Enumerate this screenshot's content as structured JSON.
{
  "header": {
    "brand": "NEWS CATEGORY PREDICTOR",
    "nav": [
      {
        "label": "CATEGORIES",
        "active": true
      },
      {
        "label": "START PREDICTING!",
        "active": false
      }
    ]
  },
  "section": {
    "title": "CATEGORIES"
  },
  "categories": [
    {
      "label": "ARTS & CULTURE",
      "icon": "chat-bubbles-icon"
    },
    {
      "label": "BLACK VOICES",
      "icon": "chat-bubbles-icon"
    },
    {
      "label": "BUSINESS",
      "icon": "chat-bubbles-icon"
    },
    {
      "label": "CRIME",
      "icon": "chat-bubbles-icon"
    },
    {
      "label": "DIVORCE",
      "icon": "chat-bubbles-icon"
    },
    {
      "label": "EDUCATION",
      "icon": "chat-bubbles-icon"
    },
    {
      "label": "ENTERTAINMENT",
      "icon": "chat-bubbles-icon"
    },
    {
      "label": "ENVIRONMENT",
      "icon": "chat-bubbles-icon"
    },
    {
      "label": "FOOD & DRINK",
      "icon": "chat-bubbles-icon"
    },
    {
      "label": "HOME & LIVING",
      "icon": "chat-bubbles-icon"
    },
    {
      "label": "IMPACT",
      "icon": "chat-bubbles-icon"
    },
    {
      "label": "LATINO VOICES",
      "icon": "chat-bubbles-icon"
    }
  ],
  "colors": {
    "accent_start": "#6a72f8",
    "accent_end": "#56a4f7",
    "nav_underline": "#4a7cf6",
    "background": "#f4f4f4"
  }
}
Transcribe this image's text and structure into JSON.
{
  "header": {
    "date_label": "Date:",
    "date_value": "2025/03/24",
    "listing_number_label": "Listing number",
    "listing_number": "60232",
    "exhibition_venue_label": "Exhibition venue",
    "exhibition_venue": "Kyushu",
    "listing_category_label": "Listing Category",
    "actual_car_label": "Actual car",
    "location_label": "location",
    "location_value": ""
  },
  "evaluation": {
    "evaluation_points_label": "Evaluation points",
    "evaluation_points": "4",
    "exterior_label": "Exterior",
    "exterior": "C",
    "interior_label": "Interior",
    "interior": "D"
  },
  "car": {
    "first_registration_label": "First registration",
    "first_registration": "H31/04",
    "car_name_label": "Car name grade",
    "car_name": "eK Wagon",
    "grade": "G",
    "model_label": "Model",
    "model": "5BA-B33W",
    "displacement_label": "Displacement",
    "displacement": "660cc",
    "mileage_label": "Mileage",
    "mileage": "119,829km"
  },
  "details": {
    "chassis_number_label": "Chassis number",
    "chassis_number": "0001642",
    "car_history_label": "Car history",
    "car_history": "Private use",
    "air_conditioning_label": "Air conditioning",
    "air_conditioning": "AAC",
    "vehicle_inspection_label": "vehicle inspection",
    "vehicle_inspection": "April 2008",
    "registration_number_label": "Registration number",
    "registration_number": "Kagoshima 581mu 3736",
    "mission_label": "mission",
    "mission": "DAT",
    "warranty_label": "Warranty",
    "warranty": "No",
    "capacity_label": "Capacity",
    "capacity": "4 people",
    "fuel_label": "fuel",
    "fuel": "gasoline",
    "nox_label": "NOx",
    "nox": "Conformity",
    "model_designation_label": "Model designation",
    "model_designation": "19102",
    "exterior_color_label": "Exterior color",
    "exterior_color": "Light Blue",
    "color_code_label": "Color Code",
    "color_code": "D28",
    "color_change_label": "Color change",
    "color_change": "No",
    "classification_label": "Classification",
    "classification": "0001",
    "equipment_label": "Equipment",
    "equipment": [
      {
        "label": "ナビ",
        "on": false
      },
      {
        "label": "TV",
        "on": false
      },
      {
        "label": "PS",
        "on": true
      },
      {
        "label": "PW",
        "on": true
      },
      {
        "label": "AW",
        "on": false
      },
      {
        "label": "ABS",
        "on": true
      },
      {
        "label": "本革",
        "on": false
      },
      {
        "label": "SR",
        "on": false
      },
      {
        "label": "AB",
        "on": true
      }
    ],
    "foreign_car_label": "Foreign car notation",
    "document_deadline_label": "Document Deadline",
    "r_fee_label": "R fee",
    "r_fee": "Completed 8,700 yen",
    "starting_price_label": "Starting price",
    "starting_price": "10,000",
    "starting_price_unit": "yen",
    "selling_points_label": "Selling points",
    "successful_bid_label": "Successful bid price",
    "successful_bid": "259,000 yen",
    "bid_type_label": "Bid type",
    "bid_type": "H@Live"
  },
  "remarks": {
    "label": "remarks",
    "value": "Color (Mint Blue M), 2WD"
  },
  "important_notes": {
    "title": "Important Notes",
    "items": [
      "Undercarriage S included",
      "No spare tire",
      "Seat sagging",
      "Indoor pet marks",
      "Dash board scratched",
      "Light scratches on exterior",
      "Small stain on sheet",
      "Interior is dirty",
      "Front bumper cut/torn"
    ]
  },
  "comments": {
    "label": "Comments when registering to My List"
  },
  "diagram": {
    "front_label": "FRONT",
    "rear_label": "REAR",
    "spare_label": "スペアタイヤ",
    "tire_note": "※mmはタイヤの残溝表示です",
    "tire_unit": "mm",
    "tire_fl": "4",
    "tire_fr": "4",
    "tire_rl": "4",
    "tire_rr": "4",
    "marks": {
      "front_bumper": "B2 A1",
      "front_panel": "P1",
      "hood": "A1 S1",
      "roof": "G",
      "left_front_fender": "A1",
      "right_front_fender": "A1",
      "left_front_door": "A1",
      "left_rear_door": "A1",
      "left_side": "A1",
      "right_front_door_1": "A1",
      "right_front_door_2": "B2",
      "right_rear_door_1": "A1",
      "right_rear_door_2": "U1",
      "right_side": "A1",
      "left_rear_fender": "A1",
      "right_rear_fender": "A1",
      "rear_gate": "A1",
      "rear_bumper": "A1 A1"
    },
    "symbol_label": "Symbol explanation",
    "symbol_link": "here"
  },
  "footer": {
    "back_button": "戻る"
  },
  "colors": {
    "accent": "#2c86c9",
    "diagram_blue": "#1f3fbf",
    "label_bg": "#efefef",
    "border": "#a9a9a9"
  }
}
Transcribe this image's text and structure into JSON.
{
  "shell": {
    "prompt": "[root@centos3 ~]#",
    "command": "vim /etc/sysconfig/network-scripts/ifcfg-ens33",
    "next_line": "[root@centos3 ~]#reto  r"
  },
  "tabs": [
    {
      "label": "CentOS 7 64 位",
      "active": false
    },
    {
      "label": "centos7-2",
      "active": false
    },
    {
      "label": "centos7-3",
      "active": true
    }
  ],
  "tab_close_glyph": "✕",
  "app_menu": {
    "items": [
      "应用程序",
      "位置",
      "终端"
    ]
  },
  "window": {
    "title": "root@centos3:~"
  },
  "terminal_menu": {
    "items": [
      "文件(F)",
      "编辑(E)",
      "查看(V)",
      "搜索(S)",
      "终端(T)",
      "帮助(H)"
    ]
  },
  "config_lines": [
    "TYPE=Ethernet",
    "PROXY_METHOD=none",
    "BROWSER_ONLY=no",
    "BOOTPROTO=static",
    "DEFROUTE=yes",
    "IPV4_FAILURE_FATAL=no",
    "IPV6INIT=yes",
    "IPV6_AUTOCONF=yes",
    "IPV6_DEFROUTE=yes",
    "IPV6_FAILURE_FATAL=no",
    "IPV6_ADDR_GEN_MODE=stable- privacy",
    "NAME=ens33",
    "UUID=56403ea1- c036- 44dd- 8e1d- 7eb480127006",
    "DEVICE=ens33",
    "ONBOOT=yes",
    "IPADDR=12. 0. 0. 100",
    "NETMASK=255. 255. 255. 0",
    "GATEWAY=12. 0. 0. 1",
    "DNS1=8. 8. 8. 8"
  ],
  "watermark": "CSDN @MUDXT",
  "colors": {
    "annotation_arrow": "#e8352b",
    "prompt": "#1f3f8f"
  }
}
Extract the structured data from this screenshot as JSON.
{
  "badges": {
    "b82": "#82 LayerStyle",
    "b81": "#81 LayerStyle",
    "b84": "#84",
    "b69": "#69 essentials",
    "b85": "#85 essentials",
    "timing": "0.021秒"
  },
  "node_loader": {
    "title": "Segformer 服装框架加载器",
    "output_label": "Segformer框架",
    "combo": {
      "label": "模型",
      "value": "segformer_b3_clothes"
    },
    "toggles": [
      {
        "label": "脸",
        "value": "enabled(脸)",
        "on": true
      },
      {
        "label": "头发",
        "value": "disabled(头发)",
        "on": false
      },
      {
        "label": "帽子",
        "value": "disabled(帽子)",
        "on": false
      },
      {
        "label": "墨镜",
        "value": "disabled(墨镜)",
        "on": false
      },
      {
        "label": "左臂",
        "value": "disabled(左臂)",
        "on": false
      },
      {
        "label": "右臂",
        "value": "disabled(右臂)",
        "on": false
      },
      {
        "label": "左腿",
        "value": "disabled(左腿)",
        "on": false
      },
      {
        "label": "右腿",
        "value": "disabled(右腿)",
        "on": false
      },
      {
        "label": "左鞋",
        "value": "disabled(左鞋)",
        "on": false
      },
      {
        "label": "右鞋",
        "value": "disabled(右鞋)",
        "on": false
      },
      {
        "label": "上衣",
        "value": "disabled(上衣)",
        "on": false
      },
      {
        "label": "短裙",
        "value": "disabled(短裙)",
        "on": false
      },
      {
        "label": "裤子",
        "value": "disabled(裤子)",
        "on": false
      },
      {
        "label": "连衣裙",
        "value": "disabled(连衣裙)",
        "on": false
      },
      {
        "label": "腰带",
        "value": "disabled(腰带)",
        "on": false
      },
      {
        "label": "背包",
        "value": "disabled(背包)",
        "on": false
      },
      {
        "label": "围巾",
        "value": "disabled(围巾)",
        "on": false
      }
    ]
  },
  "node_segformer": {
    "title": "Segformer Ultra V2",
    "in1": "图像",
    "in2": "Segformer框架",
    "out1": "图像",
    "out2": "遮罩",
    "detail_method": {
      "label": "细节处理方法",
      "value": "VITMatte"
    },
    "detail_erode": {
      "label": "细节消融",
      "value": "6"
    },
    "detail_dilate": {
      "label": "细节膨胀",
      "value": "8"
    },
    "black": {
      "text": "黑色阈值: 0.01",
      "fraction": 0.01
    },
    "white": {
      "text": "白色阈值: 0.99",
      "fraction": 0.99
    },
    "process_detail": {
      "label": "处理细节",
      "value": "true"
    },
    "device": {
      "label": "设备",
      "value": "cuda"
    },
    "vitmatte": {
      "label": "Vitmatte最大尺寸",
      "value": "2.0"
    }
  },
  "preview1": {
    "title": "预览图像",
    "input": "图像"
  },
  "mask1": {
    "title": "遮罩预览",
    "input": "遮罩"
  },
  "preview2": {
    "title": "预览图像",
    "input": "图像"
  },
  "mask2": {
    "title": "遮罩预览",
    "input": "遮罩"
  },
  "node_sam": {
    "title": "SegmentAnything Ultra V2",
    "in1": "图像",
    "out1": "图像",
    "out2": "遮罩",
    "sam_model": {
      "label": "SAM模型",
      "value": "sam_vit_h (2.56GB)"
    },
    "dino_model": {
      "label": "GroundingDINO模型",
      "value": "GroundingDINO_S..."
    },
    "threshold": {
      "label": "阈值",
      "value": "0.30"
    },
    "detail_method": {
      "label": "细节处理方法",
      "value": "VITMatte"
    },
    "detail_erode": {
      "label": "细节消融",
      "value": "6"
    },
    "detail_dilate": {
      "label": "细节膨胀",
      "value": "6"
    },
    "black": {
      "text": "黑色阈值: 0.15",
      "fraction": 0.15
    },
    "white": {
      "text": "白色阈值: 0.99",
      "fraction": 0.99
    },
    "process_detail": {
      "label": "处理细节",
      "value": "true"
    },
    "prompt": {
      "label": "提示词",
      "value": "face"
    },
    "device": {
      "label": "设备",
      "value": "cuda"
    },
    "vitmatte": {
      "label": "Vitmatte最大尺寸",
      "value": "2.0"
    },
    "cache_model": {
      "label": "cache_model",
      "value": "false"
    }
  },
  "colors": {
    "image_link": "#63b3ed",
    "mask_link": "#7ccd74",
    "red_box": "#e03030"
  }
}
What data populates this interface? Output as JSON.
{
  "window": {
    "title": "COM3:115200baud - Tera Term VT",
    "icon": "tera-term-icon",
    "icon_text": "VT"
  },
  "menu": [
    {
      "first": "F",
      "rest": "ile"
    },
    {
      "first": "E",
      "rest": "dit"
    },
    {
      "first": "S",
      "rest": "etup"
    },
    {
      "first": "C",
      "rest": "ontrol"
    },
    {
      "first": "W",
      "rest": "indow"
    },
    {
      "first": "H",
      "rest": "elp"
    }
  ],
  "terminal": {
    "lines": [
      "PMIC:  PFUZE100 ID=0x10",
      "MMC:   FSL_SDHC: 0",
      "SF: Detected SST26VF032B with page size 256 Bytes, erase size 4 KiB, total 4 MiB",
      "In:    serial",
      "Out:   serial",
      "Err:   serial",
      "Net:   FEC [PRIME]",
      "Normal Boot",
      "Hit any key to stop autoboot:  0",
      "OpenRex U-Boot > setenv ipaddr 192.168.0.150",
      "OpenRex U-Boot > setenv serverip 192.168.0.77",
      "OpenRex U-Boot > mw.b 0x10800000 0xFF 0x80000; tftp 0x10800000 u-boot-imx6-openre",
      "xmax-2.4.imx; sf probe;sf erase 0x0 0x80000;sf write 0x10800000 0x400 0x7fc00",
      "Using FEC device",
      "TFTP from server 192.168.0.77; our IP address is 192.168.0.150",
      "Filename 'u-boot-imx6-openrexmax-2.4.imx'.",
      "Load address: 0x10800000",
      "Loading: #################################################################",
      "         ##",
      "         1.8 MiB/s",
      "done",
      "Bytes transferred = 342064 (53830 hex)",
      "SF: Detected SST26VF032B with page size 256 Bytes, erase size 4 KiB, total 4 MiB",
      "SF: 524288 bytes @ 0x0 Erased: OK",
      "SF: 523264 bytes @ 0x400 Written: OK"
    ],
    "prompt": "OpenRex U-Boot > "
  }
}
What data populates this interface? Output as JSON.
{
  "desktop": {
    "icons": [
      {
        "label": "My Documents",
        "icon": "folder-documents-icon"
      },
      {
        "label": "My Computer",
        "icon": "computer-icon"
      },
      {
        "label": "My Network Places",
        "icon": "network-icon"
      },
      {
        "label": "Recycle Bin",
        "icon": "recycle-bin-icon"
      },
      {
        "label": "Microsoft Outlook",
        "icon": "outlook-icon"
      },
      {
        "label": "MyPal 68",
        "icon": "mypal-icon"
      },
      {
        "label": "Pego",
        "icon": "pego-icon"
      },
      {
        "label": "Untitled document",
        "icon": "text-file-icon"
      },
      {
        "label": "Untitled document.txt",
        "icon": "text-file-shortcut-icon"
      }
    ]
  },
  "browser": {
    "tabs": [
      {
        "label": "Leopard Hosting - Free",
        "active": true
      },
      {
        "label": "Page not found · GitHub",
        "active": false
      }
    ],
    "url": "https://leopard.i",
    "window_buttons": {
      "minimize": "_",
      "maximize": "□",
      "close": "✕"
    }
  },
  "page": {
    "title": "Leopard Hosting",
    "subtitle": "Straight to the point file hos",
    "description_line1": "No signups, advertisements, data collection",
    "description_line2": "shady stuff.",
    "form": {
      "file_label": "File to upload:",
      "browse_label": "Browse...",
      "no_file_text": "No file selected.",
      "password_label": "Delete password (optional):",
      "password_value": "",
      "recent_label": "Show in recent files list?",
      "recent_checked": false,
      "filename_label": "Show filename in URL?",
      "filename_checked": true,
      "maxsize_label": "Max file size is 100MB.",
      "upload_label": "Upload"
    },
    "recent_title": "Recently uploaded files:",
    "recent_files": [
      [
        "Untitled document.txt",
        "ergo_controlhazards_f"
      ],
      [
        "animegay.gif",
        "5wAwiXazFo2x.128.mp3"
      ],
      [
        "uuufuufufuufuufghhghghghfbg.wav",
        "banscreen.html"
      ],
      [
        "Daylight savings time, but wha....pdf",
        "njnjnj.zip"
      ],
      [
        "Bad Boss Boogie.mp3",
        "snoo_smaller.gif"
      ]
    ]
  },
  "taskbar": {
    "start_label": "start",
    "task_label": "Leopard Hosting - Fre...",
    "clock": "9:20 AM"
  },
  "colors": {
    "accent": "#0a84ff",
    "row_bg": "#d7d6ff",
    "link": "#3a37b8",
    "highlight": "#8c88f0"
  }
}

------------------------------------

_PROBLEM TO SOLVE_
Using the entries above, return each line that includes the word "root".

_RESULT OF THIS TASK_
    "prompt": "[root@centos3 ~]#",
    "next_line": "[root@centos3 ~]#reto  r"
    "title": "root@centos3:~"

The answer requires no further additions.